------ DATA EXTRACT ------
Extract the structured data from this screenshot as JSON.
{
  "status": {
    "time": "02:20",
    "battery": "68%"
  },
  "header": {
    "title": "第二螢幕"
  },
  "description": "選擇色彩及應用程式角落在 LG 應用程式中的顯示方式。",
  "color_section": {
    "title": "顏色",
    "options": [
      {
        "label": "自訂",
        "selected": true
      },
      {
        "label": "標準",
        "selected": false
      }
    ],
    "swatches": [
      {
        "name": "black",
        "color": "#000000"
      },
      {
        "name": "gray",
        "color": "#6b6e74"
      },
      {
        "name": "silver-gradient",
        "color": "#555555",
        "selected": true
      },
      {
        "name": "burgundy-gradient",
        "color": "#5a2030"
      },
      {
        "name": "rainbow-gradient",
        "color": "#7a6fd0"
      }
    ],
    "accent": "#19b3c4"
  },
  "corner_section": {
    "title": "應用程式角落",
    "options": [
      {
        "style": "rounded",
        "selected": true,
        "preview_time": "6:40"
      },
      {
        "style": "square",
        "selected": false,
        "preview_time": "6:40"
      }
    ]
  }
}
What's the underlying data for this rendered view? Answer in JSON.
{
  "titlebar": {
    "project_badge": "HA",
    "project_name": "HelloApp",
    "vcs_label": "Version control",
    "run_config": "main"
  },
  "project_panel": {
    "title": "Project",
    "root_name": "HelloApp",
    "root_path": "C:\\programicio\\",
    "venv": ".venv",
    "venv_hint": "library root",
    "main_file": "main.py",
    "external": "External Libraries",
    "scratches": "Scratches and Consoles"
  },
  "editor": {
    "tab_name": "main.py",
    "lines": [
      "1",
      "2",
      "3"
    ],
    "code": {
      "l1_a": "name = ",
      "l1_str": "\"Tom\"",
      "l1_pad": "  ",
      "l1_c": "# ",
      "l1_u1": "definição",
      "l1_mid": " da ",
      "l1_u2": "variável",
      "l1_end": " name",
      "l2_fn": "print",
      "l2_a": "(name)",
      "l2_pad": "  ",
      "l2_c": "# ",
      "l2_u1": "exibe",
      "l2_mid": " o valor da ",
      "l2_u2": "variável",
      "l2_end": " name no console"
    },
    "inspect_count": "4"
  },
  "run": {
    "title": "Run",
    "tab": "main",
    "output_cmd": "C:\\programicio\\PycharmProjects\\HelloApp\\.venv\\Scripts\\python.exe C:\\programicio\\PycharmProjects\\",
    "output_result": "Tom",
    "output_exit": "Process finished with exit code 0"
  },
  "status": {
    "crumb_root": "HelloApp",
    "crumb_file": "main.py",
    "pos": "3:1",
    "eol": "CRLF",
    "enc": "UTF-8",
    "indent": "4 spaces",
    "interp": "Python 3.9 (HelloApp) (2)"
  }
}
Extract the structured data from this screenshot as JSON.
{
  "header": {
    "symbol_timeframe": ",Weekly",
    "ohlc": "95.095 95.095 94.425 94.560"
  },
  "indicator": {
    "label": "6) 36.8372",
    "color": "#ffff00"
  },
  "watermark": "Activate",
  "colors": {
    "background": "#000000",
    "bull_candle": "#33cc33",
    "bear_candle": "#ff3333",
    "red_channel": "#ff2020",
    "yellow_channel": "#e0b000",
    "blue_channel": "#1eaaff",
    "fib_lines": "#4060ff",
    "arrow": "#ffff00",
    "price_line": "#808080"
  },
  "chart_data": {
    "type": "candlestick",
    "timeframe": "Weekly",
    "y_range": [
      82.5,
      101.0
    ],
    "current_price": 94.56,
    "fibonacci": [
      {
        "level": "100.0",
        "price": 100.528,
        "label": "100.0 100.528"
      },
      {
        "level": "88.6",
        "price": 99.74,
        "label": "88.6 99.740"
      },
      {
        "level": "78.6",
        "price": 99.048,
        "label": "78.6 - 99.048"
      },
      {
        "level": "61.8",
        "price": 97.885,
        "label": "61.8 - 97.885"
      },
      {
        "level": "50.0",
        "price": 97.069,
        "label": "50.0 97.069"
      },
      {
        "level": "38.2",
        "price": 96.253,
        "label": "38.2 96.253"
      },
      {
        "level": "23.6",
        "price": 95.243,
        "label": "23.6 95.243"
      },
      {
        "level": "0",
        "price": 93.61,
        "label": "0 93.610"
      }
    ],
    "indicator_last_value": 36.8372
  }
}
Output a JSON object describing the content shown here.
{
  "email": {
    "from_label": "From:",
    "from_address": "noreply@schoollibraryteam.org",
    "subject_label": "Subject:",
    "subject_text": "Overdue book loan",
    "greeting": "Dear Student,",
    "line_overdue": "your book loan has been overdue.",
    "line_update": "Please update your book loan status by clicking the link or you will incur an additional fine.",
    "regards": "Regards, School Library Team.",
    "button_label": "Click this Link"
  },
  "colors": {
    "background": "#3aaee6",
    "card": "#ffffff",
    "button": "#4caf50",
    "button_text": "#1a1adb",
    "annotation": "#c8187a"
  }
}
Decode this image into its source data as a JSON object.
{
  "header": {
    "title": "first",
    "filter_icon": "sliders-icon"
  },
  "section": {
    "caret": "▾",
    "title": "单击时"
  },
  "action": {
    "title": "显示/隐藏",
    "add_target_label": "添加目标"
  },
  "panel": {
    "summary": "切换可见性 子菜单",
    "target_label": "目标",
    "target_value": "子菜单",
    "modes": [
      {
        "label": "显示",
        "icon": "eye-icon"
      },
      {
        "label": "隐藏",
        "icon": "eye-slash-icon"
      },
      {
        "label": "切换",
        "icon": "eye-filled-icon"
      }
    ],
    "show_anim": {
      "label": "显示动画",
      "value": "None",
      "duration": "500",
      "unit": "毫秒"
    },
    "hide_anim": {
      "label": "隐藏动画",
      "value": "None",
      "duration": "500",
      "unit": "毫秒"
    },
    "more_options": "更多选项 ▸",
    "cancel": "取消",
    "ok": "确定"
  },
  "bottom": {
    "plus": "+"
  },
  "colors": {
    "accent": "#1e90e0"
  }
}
------
### AIM OF THE TASK:
Go back to the data above and please quote exactly, and only, the lines from the line with "Output a JSON" through its last line.

### EXERCISE RESULT:
Output a JSON object describing the content shown here.
{
  "email": {
    "from_label": "From:",
    "from_address": "noreply@schoollibraryteam.org",
    "subject_label": "Subject:",
    "subject_text": "Overdue book loan",
    "greeting": "Dear Student,",
    "line_overdue": "your book loan has been overdue.",
    "line_update": "Please update your book loan status by clicking the link or you will incur an additional fine.",
    "regards": "Regards, School Library Team.",
    "button_label": "Click this Link"
  },
  "colors": {
    "background": "#3aaee6",
    "card": "#ffffff",
    "button": "#4caf50",
    "button_text": "#1a1adb",
    "annotation": "#c8187a"
  }
}
Decode this image into its source data as a JSON object.
{
  "header": {
    "title": "first",
    "filter_icon": "sliders-icon"
  },
  "section": {
    "caret": "▾",
    "title": "单击时"
  },
  "action": {
    "title": "显示/隐藏",
    "add_target_label": "添加目标"
  },
  "panel": {
    "summary": "切换可见性 子菜单",
    "target_label": "目标",
    "target_value": "子菜单",
    "modes": [
      {
        "label": "显示",
        "icon": "eye-icon"
      },
      {
        "label": "隐藏",
        "icon": "eye-slash-icon"
      },
      {
        "label": "切换",
        "icon": "eye-filled-icon"
      }
    ],
    "show_anim": {
      "label": "显示动画",
      "value": "None",
      "duration": "500",
      "unit": "毫秒"
    },
    "hide_anim": {
      "label": "隐藏动画",
      "value": "None",
      "duration": "500",
      "unit": "毫秒"
    },
    "more_options": "更多选项 ▸",
    "cancel": "取消",
    "ok": "确定"
  },
  "bottom": {
    "plus": "+"
  },
  "colors": {
    "accent": "#1e90e0"
  }
}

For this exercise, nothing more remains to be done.